**AIM:** Of the lines listed below, how many contain the string "data"? Answer with the number alone.

* START SOURCE MATERIAL *

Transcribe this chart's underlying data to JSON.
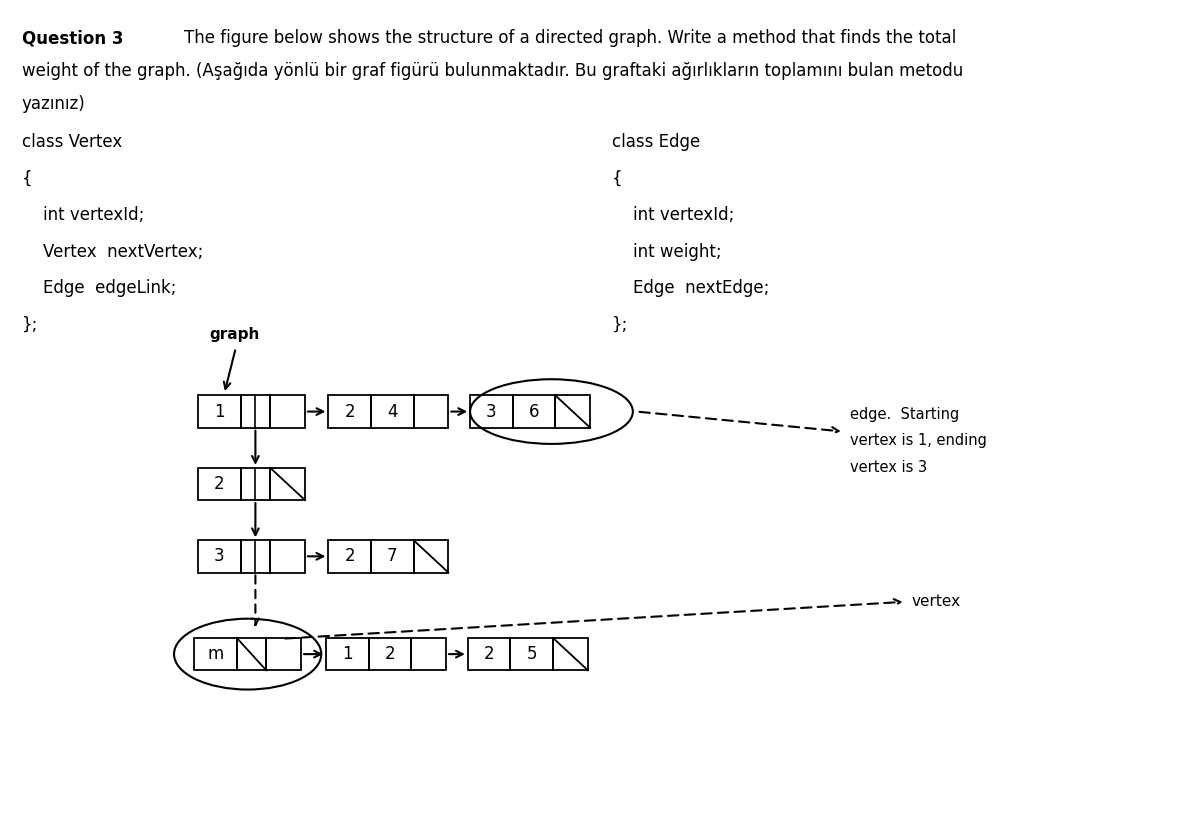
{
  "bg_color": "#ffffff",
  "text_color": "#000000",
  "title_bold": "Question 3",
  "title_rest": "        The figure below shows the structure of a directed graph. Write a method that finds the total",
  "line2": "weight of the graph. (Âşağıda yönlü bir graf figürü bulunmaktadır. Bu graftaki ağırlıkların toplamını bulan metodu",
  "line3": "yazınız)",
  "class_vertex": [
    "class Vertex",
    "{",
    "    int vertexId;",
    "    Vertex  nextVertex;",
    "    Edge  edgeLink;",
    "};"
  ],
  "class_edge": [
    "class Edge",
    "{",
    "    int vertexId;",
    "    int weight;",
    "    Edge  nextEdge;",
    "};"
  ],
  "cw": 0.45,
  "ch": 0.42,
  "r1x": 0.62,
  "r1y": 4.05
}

* END SOURCE MATERIAL *
* START SOURCE MATERIAL *

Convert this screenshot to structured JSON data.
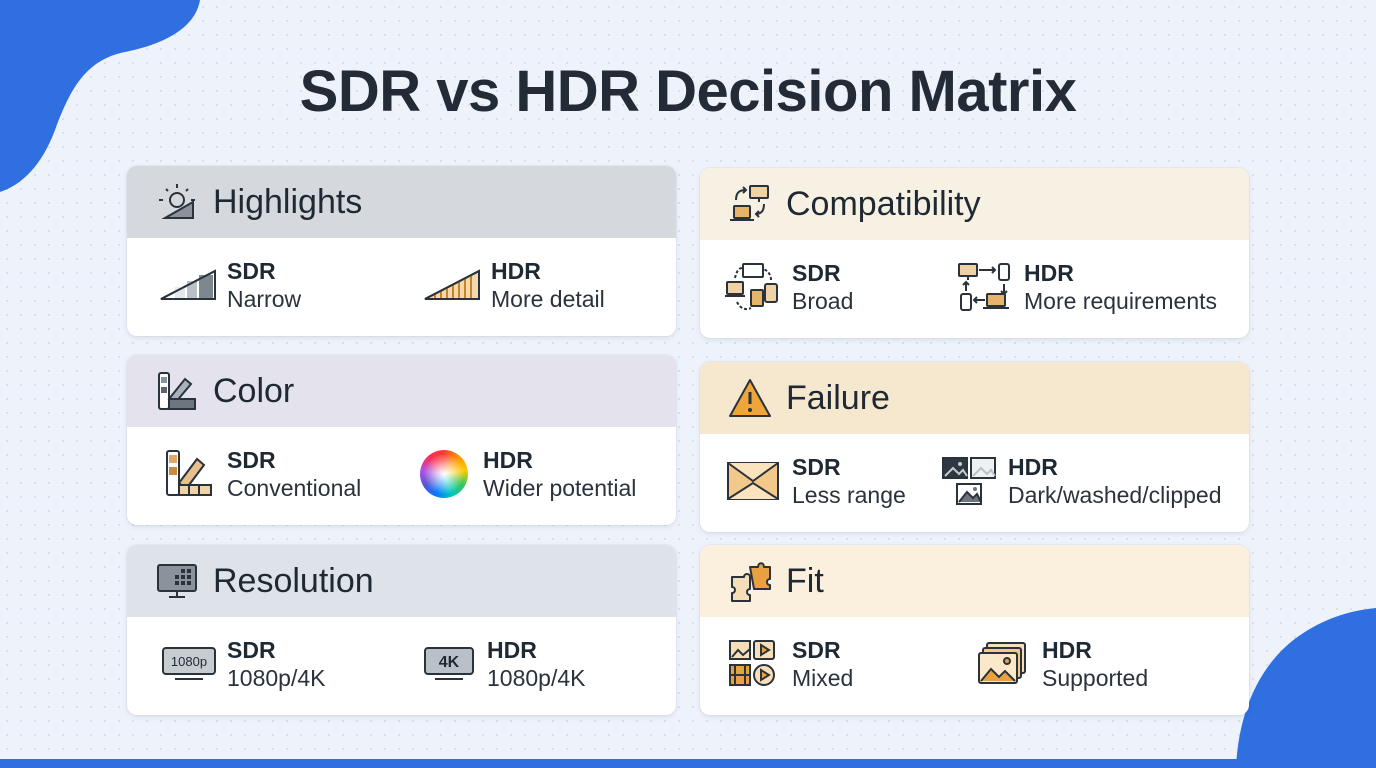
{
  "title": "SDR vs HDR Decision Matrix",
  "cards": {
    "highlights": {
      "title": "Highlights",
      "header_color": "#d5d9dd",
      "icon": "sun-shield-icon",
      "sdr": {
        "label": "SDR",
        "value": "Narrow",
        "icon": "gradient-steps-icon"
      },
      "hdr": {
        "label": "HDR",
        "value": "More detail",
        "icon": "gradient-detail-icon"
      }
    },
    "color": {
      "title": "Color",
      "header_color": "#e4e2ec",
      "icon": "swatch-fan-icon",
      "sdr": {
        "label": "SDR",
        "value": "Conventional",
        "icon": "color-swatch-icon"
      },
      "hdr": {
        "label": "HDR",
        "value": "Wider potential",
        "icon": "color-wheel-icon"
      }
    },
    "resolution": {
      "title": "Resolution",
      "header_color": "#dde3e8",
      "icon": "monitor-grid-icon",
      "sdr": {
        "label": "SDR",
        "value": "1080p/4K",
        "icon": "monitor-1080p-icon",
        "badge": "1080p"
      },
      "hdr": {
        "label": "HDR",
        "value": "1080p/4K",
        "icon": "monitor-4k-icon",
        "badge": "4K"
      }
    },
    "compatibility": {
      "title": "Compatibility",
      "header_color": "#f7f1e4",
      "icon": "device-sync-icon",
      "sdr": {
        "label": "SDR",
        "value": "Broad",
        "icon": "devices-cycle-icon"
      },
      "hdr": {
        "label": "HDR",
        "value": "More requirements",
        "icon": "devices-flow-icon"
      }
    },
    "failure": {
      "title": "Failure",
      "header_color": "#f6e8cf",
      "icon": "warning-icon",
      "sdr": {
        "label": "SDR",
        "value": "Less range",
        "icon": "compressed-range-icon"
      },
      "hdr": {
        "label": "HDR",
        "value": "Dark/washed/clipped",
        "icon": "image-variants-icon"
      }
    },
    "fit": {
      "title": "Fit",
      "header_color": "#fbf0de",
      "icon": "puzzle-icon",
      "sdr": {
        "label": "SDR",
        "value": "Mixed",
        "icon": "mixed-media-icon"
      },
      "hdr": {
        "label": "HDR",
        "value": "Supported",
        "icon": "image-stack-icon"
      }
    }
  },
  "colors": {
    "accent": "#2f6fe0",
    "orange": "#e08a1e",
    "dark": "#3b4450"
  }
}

* END SOURCE MATERIAL *

**TASK OUTPUT:** 2